(Items from a data source)
....................

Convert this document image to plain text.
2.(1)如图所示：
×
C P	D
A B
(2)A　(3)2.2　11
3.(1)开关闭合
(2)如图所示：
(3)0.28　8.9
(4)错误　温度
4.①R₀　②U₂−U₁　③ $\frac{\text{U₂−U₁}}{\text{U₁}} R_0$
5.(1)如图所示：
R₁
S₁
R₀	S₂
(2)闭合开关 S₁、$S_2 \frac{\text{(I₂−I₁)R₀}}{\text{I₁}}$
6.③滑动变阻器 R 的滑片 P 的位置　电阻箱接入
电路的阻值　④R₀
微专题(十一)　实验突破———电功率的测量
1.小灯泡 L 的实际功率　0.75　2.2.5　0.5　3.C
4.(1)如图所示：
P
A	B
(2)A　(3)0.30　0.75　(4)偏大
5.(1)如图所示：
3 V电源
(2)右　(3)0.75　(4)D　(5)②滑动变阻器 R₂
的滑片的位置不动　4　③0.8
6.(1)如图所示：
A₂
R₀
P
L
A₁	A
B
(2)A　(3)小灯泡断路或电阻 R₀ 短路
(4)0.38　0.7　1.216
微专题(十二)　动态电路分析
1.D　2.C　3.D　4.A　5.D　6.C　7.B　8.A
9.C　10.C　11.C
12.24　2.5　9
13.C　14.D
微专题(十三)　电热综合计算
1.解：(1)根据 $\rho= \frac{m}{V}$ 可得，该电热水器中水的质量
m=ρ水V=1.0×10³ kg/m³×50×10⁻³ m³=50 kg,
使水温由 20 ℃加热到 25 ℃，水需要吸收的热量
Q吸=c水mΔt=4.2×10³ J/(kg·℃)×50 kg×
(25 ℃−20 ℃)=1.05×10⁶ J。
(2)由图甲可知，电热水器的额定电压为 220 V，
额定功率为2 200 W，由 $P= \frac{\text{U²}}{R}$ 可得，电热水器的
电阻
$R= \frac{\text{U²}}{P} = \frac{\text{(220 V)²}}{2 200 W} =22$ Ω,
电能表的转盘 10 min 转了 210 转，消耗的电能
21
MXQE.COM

....................

§ WHAT IS BEING ASKED: Each line containing "frac" counts once; state the total number of such lines and nothing else.

§ ANSWER TO THIS TASK: 5